→ Written exercise: What is the number of lines holding the word "Event"? Give that number alone.

→ Raw data:
+-------+

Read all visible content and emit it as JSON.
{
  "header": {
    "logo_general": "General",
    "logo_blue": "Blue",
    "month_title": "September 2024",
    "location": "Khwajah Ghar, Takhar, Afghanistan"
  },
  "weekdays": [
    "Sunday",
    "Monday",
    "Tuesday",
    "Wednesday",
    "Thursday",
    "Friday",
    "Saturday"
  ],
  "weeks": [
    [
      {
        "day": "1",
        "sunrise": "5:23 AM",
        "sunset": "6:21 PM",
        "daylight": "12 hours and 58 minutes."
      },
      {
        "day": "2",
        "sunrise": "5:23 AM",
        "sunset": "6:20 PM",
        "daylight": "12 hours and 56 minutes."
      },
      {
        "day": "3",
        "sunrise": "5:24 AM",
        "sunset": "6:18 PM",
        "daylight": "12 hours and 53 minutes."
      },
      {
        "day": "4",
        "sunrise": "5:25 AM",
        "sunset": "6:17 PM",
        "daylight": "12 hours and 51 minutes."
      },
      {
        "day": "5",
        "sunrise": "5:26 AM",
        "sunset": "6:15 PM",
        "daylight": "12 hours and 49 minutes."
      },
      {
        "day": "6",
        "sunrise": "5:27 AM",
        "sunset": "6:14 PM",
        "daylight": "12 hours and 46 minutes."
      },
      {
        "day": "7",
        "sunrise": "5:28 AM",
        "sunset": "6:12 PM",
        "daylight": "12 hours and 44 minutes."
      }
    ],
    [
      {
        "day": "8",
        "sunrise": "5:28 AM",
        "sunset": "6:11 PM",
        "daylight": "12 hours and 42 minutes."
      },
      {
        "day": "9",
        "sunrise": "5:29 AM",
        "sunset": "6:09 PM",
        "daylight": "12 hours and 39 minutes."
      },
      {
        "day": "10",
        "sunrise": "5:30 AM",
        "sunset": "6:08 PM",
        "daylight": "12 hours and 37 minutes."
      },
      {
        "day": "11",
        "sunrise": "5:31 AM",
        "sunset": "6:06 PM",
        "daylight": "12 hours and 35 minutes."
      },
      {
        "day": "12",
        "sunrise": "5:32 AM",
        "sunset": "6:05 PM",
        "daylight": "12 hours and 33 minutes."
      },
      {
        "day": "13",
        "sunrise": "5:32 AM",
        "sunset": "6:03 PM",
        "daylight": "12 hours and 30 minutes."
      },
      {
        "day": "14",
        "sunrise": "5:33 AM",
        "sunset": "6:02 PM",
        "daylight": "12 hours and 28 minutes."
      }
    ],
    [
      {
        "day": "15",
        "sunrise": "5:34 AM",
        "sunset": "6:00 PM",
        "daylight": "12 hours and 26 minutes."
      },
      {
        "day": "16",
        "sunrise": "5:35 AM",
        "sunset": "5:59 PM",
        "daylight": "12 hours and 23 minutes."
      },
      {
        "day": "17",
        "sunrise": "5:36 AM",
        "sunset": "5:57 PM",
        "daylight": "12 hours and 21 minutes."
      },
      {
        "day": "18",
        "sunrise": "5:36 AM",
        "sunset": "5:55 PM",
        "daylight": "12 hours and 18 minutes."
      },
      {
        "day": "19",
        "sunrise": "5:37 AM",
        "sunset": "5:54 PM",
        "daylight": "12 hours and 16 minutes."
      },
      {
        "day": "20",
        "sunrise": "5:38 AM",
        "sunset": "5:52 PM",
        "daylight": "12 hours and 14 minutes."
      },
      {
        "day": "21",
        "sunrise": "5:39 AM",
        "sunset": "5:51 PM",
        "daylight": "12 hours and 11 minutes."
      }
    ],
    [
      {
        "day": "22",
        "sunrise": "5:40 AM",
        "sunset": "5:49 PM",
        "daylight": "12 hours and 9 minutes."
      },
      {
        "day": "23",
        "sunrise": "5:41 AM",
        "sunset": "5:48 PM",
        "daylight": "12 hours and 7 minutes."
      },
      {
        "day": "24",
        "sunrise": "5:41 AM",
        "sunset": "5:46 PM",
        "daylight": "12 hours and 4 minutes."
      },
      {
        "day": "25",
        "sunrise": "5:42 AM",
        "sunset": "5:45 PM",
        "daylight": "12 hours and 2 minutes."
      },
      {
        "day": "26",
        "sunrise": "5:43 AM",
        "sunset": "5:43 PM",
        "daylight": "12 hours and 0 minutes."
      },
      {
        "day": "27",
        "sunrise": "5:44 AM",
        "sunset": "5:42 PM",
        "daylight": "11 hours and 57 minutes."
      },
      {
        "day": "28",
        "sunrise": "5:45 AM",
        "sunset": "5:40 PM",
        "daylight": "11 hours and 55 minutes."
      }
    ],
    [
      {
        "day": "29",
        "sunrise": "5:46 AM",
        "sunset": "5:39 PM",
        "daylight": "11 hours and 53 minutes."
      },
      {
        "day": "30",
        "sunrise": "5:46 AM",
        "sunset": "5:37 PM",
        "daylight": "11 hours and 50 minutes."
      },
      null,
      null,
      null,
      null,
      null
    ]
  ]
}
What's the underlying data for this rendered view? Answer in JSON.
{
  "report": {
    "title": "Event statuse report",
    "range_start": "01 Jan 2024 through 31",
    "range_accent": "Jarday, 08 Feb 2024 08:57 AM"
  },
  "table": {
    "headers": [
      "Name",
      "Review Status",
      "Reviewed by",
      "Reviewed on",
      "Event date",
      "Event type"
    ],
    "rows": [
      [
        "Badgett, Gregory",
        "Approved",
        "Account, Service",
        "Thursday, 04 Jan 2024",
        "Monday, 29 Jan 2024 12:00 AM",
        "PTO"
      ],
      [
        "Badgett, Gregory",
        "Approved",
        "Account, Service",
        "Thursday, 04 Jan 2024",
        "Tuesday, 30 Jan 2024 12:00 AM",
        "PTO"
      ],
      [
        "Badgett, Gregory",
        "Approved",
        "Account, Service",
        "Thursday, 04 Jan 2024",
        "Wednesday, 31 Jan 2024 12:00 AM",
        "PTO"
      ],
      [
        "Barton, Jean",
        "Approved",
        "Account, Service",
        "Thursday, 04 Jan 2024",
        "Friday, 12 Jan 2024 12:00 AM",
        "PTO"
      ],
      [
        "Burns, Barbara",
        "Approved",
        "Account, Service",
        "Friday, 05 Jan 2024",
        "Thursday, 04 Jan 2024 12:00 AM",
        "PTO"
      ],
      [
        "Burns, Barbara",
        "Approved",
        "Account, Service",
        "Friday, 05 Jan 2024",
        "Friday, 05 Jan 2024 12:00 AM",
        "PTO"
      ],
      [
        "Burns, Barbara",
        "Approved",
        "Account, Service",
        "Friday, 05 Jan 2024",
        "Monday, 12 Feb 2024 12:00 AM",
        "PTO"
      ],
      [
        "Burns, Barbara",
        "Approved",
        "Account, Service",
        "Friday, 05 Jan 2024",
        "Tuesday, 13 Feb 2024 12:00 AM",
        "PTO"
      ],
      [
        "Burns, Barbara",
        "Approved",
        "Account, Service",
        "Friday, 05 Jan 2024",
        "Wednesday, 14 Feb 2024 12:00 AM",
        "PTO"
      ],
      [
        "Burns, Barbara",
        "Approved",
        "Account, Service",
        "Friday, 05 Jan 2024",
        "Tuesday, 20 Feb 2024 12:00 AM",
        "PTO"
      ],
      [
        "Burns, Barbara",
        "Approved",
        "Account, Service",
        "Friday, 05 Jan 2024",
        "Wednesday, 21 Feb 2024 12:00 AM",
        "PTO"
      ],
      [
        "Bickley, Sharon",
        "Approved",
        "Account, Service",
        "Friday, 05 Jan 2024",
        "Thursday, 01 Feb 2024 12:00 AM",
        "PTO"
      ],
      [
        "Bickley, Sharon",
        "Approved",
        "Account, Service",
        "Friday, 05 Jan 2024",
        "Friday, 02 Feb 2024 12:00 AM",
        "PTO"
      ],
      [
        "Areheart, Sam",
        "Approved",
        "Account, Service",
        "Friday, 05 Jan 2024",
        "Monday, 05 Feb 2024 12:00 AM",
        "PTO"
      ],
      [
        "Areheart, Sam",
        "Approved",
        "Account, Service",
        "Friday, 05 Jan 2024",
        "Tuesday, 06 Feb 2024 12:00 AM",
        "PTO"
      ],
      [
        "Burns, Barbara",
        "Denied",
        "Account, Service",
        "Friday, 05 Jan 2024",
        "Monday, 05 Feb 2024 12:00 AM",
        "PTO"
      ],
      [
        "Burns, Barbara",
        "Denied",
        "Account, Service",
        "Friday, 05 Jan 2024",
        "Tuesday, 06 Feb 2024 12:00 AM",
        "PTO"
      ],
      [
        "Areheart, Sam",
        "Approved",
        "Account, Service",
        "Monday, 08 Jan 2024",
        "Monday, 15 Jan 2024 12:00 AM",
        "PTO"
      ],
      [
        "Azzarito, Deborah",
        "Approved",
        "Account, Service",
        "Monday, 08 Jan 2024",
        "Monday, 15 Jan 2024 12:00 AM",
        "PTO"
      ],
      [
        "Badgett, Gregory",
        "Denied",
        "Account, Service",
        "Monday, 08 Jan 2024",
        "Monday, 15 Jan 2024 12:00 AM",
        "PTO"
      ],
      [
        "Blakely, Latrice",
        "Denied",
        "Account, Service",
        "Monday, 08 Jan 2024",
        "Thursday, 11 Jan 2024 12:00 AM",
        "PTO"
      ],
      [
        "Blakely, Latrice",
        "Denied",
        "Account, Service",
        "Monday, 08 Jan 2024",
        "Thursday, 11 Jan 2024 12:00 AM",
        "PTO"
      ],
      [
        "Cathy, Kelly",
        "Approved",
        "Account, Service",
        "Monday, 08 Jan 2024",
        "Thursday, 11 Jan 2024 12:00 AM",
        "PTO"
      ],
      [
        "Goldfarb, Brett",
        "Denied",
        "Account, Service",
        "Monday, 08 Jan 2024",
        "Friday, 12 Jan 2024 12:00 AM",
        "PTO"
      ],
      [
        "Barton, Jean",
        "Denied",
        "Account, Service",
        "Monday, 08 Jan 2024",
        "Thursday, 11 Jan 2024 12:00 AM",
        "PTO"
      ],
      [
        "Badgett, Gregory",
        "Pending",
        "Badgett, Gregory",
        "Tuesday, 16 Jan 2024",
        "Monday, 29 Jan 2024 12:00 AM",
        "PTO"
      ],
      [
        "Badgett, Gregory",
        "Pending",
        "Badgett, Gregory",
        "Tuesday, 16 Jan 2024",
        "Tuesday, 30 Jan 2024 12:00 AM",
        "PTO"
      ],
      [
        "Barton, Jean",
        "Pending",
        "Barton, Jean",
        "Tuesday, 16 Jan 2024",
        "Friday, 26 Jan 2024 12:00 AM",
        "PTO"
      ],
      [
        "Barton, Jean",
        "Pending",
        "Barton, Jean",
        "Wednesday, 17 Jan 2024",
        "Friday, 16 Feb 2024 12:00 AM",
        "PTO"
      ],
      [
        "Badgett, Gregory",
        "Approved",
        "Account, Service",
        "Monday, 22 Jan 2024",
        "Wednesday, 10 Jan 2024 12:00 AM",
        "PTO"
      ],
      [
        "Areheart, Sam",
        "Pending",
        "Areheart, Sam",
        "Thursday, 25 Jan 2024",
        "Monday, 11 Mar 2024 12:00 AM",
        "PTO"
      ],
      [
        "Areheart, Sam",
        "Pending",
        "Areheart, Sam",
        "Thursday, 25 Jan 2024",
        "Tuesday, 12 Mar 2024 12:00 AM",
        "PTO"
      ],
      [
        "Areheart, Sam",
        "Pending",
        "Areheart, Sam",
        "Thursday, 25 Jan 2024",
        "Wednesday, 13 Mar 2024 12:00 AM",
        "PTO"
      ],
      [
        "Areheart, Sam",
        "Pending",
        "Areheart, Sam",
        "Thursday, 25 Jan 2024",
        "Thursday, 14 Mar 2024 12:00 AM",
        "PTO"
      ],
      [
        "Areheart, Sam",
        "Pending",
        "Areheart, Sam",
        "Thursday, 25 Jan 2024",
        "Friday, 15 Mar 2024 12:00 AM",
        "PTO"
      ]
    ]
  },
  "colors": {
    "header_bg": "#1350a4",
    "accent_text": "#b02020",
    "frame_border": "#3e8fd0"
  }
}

+-------+

→ Exercise answer: 3